--- Begin ---

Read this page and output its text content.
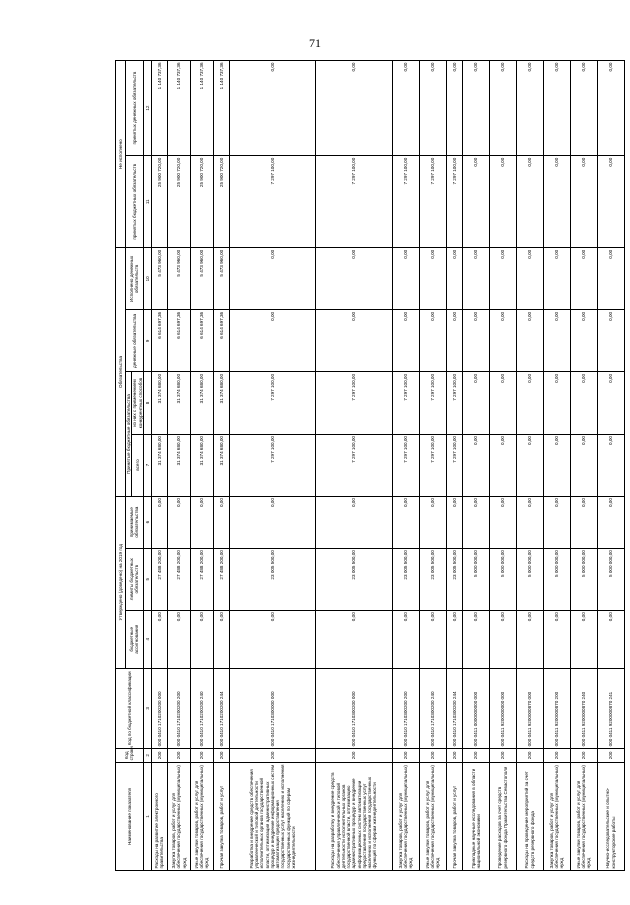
71
Наименование показателя	Код строки	Код по бюджетной классификации	Утверждено (доведено) на 2019 год			Обязательства				Не исполнено	
			бюджетные ассигнования	лимиты бюджетных обязательств	принимаемые обязательства	Принятые бюджетные обязательства		денежные обязательства	Исполнено денежных обязательств	принятых бюджетных обязательств	принятых денежных обязательств
						всего	из них с применением конкурентных способов				

1	2	3	4	5	6	7	8	9	10	11	12
Расходы на развитие электронного правительства	200	000 0410 1710200200 000	0,00	27 488 200,00	0,00	31 374 680,00	31 374 680,00	6 614 697,36	5 473 960,00	25 900 720,00	1 140 737,36
Закупка товаров, работ и услуг для обеспечения государственных (муниципальных) нужд	200	000 0410 1710200200 200	0,00	27 488 200,00	0,00	31 374 680,00	31 374 680,00	6 614 697,36	5 473 960,00	25 900 720,00	1 140 737,36
Иные закупки товаров, работ и услуг для обеспечения государственных (муниципальных) нужд	200	000 0410 1710200200 240	0,00	27 488 200,00	0,00	31 374 680,00	31 374 680,00	6 614 697,36	5 473 960,00	25 900 720,00	1 140 737,36
Прочая закупка товаров, работ и услуг	200	000 0410 1710200200 244	0,00	27 488 200,00	0,00	31 374 680,00	31 374 680,00	6 614 697,36	5 473 960,00	25 900 720,00	1 140 737,36
Разработка и внедрение средств обеспечения управленческой и типовой деятельности исполнительных органов государственной власти, оптимизация административных процедур и внедрение информационных систем автоматизации предоставления государственных услуг населению и исполнения государственных функций по сферам жизнедеятельности	200	000 0410 1710300000 000	0,00	23 005 500,00	0,00	7 297 100,00	7 297 100,00	0,00	0,00	7 297 100,00	0,00
Расходы на разработку и внедрение средств обеспечения управленческой и типовой деятельности исполнительных органов государственной власти, оптимизацию административных процедур и внедрение информационных систем автоматизации предоставления государственных услуг населению и исполнения государственных функций по сферам жизнедеятельности	200	000 0410 1710300200 000	0,00	23 005 500,00	0,00	7 297 100,00	7 297 100,00	0,00	0,00	7 297 100,00	0,00
Закупка товаров, работ и услуг для обеспечения государственных (муниципальных) нужд	200	000 0410 1710300200 200	0,00	23 005 500,00	0,00	7 297 100,00	7 297 100,00	0,00	0,00	7 297 100,00	0,00
Иные закупки товаров, работ и услуг для обеспечения государственных (муниципальных) нужд	200	000 0410 1710300200 240	0,00	23 005 500,00	0,00	7 297 100,00	7 297 100,00	0,00	0,00	7 297 100,00	0,00
Прочая закупка товаров, работ и услуг	200	000 0410 1710300200 244	0,00	23 005 500,00	0,00	7 297 100,00	7 297 100,00	0,00	0,00	7 297 100,00	0,00
Прикладные научные исследования в области национальной экономики	200	000 0411 0000000000 000	0,00	5 000 000,00	0,00	0,00	0,00	0,00	0,00	0,00	0,00
Проведение расходов за счет средств резервного фонда Правительства Севастополя	200	000 0411 9200000000 000	0,00	5 000 000,00	0,00	0,00	0,00	0,00	0,00	0,00	0,00
Расходы на проведение мероприятий за счет средств резервного фонда	200	000 0411 9200000870 000	0,00	5 000 000,00	0,00	0,00	0,00	0,00	0,00	0,00	0,00
Закупка товаров, работ и услуг для обеспечения государственных (муниципальных) нужд	200	000 0411 9200000870 200	0,00	5 000 000,00	0,00	0,00	0,00	0,00	0,00	0,00	0,00
Иные закупки товаров, работ и услуг для обеспечения государственных (муниципальных) нужд	200	000 0411 9200000870 240	0,00	5 000 000,00	0,00	0,00	0,00	0,00	0,00	0,00	0,00
Научно-исследовательские и опытно-конструкторские работы	200	000 0411 9200000870 241	0,00	5 000 000,00	0,00	0,00	0,00	0,00	0,00	0,00	0,00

--- End ---

Exercise objective:
Copy the listing word for word, excluding its pictures.

Task response:
Read this page and output its text content.
71
Наименование показателя	Код строки	Код по бюджетной классификации	Утверждено (доведено) на 2019 год			Обязательства				Не исполнено	
			бюджетные ассигнования	лимиты бюджетных обязательств	принимаемые обязательства	Принятые бюджетные обязательства		денежные обязательства	Исполнено денежных обязательств	принятых бюджетных обязательств	принятых денежных обязательств
						всего	из них с применением конкурентных способов				

1	2	3	4	5	6	7	8	9	10	11	12
Расходы на развитие электронного правительства	200	000 0410 1710200200 000	0,00	27 488 200,00	0,00	31 374 680,00	31 374 680,00	6 614 697,36	5 473 960,00	25 900 720,00	1 140 737,36
Закупка товаров, работ и услуг для обеспечения государственных (муниципальных) нужд	200	000 0410 1710200200 200	0,00	27 488 200,00	0,00	31 374 680,00	31 374 680,00	6 614 697,36	5 473 960,00	25 900 720,00	1 140 737,36
Иные закупки товаров, работ и услуг для обеспечения государственных (муниципальных) нужд	200	000 0410 1710200200 240	0,00	27 488 200,00	0,00	31 374 680,00	31 374 680,00	6 614 697,36	5 473 960,00	25 900 720,00	1 140 737,36
Прочая закупка товаров, работ и услуг	200	000 0410 1710200200 244	0,00	27 488 200,00	0,00	31 374 680,00	31 374 680,00	6 614 697,36	5 473 960,00	25 900 720,00	1 140 737,36
Разработка и внедрение средств обеспечения управленческой и типовой деятельности исполнительных органов государственной власти, оптимизация административных процедур и внедрение информационных систем автоматизации предоставления государственных услуг населению и исполнения государственных функций по сферам жизнедеятельности	200	000 0410 1710300000 000	0,00	23 005 500,00	0,00	7 297 100,00	7 297 100,00	0,00	0,00	7 297 100,00	0,00
Расходы на разработку и внедрение средств обеспечения управленческой и типовой деятельности исполнительных органов государственной власти, оптимизацию административных процедур и внедрение информационных систем автоматизации предоставления государственных услуг населению и исполнения государственных функций по сферам жизнедеятельности	200	000 0410 1710300200 000	0,00	23 005 500,00	0,00	7 297 100,00	7 297 100,00	0,00	0,00	7 297 100,00	0,00
Закупка товаров, работ и услуг для обеспечения государственных (муниципальных) нужд	200	000 0410 1710300200 200	0,00	23 005 500,00	0,00	7 297 100,00	7 297 100,00	0,00	0,00	7 297 100,00	0,00
Иные закупки товаров, работ и услуг для обеспечения государственных (муниципальных) нужд	200	000 0410 1710300200 240	0,00	23 005 500,00	0,00	7 297 100,00	7 297 100,00	0,00	0,00	7 297 100,00	0,00
Прочая закупка товаров, работ и услуг	200	000 0410 1710300200 244	0,00	23 005 500,00	0,00	7 297 100,00	7 297 100,00	0,00	0,00	7 297 100,00	0,00
Прикладные научные исследования в области национальной экономики	200	000 0411 0000000000 000	0,00	5 000 000,00	0,00	0,00	0,00	0,00	0,00	0,00	0,00
Проведение расходов за счет средств резервного фонда Правительства Севастополя	200	000 0411 9200000000 000	0,00	5 000 000,00	0,00	0,00	0,00	0,00	0,00	0,00	0,00
Расходы на проведение мероприятий за счет средств резервного фонда	200	000 0411 9200000870 000	0,00	5 000 000,00	0,00	0,00	0,00	0,00	0,00	0,00	0,00
Закупка товаров, работ и услуг для обеспечения государственных (муниципальных) нужд	200	000 0411 9200000870 200	0,00	5 000 000,00	0,00	0,00	0,00	0,00	0,00	0,00	0,00
Иные закупки товаров, работ и услуг для обеспечения государственных (муниципальных) нужд	200	000 0411 9200000870 240	0,00	5 000 000,00	0,00	0,00	0,00	0,00	0,00	0,00	0,00
Научно-исследовательские и опытно-конструкторские работы	200	000 0411 9200000870 241	0,00	5 000 000,00	0,00	0,00	0,00	0,00	0,00	0,00	0,00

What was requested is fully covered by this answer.